Stated exercise
Transcribe the data that follows precisely, omitting nothing.

[Some records]

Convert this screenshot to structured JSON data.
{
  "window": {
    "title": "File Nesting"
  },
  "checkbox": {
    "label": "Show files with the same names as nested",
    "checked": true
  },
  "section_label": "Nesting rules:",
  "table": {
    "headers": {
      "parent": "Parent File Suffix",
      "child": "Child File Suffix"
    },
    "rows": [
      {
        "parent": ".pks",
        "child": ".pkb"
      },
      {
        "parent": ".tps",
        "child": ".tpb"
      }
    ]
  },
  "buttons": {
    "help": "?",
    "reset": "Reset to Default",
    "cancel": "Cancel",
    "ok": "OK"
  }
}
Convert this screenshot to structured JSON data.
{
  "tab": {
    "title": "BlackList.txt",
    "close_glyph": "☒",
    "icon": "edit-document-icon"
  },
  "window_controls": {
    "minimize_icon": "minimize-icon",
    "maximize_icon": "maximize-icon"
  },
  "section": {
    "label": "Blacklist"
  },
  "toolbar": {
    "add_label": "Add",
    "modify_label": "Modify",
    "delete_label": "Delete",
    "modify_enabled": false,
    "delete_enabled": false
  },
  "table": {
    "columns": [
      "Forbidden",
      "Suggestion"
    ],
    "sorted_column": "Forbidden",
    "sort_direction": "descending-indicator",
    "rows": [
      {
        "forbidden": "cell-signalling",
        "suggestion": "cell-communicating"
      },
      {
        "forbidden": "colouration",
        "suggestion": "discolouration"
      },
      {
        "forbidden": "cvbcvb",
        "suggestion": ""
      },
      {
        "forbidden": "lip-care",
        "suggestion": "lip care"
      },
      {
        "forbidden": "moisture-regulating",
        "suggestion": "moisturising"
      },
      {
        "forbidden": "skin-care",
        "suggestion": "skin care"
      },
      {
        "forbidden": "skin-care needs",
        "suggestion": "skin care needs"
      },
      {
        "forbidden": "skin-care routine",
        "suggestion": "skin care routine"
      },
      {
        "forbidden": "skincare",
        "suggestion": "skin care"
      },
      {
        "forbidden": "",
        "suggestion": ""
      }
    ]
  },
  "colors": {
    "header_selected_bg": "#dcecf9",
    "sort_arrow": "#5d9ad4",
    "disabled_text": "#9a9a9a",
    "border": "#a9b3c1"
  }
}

Solution below
Convert this screenshot to structured JSON data.
{
  "window": {
    "title": "File Nesting"
  },
  "checkbox": {
    "label": "Show files with the same names as nested",
    "checked": true
  },
  "section_label": "Nesting rules:",
  "table": {
    "headers": {
      "parent": "Parent File Suffix",
      "child": "Child File Suffix"
    },
    "rows": [
      {
        "parent": ".pks",
        "child": ".pkb"
      },
      {
        "parent": ".tps",
        "child": ".tpb"
      }
    ]
  },
  "buttons": {
    "help": "?",
    "reset": "Reset to Default",
    "cancel": "Cancel",
    "ok": "OK"
  }
}
Convert this screenshot to structured JSON data.
{
  "tab": {
    "title": "BlackList.txt",
    "close_glyph": "☒",
    "icon": "edit-document-icon"
  },
  "window_controls": {
    "minimize_icon": "minimize-icon",
    "maximize_icon": "maximize-icon"
  },
  "section": {
    "label": "Blacklist"
  },
  "toolbar": {
    "add_label": "Add",
    "modify_label": "Modify",
    "delete_label": "Delete",
    "modify_enabled": false,
    "delete_enabled": false
  },
  "table": {
    "columns": [
      "Forbidden",
      "Suggestion"
    ],
    "sorted_column": "Forbidden",
    "sort_direction": "descending-indicator",
    "rows": [
      {
        "forbidden": "cell-signalling",
        "suggestion": "cell-communicating"
      },
      {
        "forbidden": "colouration",
        "suggestion": "discolouration"
      },
      {
        "forbidden": "cvbcvb",
        "suggestion": ""
      },
      {
        "forbidden": "lip-care",
        "suggestion": "lip care"
      },
      {
        "forbidden": "moisture-regulating",
        "suggestion": "moisturising"
      },
      {
        "forbidden": "skin-care",
        "suggestion": "skin care"
      },
      {
        "forbidden": "skin-care needs",
        "suggestion": "skin care needs"
      },
      {
        "forbidden": "skin-care routine",
        "suggestion": "skin care routine"
      },
      {
        "forbidden": "skincare",
        "suggestion": "skin care"
      },
      {
        "forbidden": "",
        "suggestion": ""
      }
    ]
  },
  "colors": {
    "header_selected_bg": "#dcecf9",
    "sort_arrow": "#5d9ad4",
    "disabled_text": "#9a9a9a",
    "border": "#a9b3c1"
  }
}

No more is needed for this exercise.